(Figure record listings)

--- Begin ---

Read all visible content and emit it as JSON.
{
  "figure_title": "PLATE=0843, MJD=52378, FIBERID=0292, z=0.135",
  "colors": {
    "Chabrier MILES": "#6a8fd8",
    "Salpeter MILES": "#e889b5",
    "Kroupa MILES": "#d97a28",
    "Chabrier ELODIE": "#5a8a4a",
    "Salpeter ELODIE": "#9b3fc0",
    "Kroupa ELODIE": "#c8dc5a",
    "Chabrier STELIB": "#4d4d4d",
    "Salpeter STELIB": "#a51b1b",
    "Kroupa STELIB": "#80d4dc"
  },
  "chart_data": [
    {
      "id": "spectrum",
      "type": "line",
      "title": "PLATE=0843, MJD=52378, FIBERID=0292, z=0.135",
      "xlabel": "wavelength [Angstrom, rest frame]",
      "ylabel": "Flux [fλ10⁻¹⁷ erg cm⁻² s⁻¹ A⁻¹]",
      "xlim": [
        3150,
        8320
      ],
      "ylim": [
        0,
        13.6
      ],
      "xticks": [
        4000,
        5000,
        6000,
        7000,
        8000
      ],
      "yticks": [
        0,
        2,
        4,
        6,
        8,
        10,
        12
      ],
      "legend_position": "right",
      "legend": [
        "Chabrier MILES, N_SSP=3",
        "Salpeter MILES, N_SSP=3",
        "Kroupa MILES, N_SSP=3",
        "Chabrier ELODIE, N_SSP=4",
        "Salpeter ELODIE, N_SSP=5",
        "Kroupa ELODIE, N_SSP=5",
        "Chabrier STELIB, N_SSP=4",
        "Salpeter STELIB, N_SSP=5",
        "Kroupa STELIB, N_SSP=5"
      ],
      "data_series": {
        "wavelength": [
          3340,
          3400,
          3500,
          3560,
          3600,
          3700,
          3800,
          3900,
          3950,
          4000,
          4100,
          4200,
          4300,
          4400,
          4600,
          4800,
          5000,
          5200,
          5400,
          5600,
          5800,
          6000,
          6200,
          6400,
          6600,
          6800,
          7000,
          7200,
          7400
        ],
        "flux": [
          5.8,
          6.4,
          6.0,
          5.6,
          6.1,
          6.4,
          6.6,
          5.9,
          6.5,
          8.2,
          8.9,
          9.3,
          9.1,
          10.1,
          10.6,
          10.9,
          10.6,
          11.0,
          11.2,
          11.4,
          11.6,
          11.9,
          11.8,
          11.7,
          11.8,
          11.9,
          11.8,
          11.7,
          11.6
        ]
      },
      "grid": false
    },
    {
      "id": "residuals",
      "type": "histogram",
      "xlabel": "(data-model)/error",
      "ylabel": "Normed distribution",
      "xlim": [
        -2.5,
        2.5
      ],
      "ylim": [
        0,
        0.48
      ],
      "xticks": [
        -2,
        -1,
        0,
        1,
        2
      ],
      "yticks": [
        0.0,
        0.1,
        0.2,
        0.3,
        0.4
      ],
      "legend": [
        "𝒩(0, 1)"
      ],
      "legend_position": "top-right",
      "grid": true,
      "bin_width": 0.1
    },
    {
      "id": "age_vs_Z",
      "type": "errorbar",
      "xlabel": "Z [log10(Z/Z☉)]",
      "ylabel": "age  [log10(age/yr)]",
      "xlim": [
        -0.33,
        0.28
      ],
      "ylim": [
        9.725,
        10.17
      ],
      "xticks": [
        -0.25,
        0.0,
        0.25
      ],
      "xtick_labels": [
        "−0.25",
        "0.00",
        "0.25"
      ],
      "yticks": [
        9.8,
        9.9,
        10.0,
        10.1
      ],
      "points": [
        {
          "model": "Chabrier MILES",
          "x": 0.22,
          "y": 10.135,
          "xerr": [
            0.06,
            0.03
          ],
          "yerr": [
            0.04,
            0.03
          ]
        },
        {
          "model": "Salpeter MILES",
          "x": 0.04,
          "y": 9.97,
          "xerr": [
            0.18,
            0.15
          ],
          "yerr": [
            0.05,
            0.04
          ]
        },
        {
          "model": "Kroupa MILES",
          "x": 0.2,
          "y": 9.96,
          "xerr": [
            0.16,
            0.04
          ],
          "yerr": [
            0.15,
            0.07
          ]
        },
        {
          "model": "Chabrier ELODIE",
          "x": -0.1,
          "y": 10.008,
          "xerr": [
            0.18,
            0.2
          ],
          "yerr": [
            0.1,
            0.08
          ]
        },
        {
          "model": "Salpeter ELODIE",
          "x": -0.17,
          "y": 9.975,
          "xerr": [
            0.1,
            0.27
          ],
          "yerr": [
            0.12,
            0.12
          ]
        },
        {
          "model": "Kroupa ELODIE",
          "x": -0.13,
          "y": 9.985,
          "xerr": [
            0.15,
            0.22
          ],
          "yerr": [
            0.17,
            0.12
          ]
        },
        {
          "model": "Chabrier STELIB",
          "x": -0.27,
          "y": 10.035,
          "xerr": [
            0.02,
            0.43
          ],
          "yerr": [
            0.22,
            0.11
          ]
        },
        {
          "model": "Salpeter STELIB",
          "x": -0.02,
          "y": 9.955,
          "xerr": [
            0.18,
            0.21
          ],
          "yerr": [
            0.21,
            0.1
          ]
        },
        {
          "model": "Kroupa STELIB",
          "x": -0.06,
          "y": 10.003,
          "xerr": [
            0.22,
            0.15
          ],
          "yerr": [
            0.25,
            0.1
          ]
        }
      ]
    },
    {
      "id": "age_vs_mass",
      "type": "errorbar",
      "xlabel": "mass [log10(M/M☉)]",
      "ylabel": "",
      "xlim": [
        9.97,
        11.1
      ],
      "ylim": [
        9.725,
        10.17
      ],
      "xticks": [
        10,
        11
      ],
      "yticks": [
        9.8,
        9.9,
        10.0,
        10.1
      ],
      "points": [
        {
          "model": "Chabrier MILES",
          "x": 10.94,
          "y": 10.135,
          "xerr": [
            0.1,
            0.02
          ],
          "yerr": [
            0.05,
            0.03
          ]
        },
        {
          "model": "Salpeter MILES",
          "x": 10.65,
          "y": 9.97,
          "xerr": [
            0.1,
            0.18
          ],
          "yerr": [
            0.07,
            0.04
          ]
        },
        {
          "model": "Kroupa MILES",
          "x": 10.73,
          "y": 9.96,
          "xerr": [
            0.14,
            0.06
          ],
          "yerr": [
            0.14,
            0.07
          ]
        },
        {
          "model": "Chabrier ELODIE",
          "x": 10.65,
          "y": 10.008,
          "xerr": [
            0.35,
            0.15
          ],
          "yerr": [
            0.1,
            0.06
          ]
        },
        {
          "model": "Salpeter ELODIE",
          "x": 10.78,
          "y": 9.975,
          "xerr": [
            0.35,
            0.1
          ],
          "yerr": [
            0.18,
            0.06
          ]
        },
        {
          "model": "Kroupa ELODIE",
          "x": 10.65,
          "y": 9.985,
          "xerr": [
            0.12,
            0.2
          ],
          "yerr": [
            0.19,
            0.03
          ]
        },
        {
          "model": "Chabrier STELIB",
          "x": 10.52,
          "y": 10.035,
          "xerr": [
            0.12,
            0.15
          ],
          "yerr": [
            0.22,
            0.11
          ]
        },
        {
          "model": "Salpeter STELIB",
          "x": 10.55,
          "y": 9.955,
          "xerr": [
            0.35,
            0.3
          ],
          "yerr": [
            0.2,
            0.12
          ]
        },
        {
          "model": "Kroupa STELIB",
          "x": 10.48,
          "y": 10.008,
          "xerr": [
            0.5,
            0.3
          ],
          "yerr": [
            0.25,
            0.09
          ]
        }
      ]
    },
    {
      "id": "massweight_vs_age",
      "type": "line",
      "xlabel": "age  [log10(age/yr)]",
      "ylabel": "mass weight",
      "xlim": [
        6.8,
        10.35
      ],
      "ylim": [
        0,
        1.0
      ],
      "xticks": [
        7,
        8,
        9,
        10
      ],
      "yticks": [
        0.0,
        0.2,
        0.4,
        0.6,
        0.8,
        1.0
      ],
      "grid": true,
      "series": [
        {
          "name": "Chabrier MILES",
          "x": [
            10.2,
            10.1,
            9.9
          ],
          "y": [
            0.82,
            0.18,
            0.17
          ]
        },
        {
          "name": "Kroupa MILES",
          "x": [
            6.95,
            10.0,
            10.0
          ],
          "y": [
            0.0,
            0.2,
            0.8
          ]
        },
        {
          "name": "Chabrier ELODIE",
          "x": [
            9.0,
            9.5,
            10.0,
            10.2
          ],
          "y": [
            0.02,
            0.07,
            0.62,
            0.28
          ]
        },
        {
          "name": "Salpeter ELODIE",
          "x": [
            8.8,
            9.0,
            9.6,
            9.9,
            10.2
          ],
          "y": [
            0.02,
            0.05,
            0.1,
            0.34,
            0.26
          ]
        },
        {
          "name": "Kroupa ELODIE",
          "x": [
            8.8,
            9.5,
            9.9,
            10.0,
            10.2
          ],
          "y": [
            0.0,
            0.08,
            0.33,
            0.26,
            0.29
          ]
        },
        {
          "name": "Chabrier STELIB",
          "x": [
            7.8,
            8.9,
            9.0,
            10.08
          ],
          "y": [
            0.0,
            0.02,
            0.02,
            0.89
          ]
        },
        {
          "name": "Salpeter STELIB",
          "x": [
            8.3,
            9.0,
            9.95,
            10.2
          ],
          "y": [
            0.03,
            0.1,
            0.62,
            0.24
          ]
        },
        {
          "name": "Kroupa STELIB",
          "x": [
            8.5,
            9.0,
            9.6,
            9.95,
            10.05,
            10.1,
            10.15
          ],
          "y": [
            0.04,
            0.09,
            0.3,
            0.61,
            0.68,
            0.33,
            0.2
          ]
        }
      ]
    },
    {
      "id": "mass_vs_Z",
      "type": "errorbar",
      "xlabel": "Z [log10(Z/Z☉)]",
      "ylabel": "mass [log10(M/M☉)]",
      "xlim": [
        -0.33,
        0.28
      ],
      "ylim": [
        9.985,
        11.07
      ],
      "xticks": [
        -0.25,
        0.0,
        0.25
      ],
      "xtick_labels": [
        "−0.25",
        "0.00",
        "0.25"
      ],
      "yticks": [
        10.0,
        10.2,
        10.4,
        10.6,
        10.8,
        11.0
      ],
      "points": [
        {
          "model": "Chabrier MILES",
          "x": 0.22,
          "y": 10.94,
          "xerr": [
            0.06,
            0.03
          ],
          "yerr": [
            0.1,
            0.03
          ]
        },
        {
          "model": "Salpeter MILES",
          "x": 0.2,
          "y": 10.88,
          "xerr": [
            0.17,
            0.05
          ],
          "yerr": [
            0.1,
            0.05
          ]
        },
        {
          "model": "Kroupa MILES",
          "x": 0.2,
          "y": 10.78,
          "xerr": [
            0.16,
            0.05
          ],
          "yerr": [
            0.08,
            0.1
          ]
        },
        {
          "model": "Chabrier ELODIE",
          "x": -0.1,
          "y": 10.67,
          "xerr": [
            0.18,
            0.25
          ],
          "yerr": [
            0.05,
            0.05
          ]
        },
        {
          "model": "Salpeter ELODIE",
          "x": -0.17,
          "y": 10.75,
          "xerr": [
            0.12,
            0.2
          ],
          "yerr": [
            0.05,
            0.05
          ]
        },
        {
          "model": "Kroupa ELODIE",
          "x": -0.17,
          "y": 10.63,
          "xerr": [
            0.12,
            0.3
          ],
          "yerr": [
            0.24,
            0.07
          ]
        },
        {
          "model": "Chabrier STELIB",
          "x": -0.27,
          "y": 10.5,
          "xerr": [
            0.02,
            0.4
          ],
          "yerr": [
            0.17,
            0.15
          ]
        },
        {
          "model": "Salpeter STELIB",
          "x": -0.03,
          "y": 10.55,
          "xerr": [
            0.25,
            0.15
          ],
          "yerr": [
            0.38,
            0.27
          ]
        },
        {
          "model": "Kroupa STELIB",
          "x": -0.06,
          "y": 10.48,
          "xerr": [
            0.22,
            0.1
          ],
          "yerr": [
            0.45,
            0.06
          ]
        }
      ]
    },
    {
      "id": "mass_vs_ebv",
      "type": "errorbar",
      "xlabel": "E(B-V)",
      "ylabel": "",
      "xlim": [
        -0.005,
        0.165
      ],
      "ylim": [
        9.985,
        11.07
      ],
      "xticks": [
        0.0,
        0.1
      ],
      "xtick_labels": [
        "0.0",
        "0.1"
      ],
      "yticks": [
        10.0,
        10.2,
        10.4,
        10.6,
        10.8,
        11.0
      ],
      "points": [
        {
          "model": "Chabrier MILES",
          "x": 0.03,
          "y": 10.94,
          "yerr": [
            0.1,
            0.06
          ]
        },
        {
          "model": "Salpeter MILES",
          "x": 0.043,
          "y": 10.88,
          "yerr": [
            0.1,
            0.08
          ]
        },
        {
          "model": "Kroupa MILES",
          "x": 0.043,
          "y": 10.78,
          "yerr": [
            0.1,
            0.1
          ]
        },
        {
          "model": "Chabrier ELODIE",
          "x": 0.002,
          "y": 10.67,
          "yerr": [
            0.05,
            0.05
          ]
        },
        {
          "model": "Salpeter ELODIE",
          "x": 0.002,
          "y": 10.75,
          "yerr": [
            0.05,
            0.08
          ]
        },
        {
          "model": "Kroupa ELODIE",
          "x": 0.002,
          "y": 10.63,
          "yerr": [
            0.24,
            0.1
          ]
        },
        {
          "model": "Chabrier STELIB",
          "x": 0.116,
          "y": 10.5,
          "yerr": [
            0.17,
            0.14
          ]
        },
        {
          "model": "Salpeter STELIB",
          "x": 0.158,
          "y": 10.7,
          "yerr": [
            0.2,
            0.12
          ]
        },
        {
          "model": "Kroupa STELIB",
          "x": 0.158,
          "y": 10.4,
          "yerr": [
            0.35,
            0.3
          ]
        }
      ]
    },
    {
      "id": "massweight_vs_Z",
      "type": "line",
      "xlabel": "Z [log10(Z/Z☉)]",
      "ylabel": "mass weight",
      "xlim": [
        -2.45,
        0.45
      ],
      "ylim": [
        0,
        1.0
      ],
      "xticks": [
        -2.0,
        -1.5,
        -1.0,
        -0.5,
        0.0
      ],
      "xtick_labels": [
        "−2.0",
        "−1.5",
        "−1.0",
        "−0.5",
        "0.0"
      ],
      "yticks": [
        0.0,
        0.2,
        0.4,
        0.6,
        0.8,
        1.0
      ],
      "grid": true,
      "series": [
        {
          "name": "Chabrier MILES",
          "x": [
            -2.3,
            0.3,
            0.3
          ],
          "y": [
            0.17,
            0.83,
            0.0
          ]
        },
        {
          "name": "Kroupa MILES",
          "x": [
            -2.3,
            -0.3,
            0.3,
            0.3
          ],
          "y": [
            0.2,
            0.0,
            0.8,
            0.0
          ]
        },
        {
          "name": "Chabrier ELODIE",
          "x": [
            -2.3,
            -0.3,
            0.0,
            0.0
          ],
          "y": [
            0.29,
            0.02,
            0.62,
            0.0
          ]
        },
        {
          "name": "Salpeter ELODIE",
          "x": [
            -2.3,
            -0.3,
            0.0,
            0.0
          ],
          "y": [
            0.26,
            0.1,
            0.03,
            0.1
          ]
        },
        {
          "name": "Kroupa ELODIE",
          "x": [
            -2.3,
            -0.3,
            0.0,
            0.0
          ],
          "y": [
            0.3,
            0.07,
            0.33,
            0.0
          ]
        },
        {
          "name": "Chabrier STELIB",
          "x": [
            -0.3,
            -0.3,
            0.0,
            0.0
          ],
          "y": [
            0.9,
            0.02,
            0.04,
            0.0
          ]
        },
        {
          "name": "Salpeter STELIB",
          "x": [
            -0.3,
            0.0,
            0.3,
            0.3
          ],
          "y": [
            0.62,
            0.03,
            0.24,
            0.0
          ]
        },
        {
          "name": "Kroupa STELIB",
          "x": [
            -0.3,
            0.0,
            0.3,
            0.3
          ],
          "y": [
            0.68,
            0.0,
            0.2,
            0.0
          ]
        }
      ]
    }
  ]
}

--- End ---

* WHAT IS ASKED *
How many lines in these entries hold the string "wavelength"? Answer with the number alone.

* FULL SOLUTION *
2